### To do
Starting with the first line of the data and going on through the line that contains "375, 1276, 391]", set out those lines as a numbered list, leaving out any blank lines.
START Working data
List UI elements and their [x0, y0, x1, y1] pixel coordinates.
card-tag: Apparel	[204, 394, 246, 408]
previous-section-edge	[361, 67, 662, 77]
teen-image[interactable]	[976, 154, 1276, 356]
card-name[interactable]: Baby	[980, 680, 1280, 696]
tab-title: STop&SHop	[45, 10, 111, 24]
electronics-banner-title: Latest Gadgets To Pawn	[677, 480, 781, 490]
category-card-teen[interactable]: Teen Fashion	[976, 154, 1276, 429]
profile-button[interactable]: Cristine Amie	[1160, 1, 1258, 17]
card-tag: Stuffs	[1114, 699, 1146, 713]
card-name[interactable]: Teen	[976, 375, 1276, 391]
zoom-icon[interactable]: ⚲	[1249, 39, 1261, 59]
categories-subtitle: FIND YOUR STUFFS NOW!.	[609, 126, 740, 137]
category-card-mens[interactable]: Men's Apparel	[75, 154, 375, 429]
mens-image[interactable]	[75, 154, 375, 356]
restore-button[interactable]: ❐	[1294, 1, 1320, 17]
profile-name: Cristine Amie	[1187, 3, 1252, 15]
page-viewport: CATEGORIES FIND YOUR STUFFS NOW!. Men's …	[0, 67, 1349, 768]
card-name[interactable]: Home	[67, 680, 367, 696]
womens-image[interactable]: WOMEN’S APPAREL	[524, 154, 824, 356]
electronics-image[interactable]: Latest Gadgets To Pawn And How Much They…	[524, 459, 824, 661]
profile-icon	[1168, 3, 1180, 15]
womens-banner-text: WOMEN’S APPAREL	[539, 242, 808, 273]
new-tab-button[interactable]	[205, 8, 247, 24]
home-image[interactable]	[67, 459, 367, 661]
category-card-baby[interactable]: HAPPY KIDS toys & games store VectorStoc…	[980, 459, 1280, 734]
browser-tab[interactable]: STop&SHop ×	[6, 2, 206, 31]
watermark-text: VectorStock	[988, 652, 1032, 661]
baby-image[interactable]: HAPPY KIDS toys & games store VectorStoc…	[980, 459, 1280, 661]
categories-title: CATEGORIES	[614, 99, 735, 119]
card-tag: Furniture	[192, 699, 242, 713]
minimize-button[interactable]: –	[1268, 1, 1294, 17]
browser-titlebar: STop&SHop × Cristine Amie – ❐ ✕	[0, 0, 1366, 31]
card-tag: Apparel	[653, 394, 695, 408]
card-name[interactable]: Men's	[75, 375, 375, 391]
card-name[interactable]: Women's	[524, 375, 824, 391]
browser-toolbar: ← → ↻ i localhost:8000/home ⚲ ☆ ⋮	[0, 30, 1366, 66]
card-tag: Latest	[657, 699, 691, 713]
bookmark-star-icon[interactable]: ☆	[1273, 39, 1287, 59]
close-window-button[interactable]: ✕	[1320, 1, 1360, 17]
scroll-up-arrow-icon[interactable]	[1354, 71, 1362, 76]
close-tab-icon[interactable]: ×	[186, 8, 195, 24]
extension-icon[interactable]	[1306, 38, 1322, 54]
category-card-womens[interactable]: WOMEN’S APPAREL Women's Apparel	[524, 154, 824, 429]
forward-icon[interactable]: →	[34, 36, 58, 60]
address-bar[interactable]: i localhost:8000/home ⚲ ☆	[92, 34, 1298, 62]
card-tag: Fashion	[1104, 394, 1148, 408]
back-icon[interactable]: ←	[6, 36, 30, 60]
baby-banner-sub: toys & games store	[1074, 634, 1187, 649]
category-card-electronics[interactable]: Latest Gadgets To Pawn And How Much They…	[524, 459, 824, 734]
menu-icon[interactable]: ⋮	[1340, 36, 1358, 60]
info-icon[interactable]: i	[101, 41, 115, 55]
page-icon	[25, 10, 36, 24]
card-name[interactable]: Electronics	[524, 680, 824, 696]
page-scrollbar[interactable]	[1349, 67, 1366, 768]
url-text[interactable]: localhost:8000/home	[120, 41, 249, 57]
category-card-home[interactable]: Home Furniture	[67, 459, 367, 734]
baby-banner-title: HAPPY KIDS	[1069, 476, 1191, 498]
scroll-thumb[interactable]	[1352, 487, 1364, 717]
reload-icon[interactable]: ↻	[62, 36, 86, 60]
END Working data
### Exercise result
1. List UI elements and their [x0, y0, x1, y1] pixel coordinates.
2. card-tag: Apparel	[204, 394, 246, 408]
3. previous-section-edge	[361, 67, 662, 77]
4. teen-image[interactable]	[976, 154, 1276, 356]
5. card-name[interactable]: Baby	[980, 680, 1280, 696]
6. tab-title: STop&SHop	[45, 10, 111, 24]
7. electronics-banner-title: Latest Gadgets To Pawn	[677, 480, 781, 490]
8. category-card-teen[interactable]: Teen Fashion	[976, 154, 1276, 429]
9. profile-button[interactable]: Cristine Amie	[1160, 1, 1258, 17]
10. card-tag: Stuffs	[1114, 699, 1146, 713]
11. card-name[interactable]: Teen	[976, 375, 1276, 391]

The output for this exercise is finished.